-- RECORDS FOR THE EXERCISE follows --

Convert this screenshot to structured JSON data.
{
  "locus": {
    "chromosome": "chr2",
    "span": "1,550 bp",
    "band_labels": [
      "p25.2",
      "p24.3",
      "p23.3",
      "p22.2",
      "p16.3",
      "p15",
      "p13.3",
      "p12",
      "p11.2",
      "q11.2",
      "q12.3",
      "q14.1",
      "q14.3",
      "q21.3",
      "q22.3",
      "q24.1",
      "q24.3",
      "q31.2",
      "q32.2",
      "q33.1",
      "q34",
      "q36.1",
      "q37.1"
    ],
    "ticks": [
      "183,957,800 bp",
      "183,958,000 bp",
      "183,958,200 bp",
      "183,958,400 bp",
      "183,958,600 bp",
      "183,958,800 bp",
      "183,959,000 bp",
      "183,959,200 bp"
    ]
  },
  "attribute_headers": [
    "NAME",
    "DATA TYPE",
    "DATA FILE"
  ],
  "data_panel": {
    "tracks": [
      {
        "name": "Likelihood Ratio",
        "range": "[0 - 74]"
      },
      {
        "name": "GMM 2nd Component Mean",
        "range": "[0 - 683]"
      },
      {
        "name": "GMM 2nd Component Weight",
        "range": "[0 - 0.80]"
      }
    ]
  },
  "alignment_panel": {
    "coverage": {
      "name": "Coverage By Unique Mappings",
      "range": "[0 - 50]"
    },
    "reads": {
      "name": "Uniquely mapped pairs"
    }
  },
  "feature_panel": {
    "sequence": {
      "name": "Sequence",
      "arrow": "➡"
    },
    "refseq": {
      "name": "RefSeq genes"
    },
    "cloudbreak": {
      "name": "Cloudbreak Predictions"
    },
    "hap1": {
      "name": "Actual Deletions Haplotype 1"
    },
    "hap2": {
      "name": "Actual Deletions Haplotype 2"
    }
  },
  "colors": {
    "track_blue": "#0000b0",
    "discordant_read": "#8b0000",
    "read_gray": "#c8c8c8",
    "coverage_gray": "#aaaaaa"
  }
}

-- RECORDS FOR THE EXERCISE concluded --

AIM OF THE TASK →
Make a list of all lines in the data that contain "Deletions".

EXERCISE RESULT →
      "name": "Actual Deletions Haplotype 1"
      "name": "Actual Deletions Haplotype 2"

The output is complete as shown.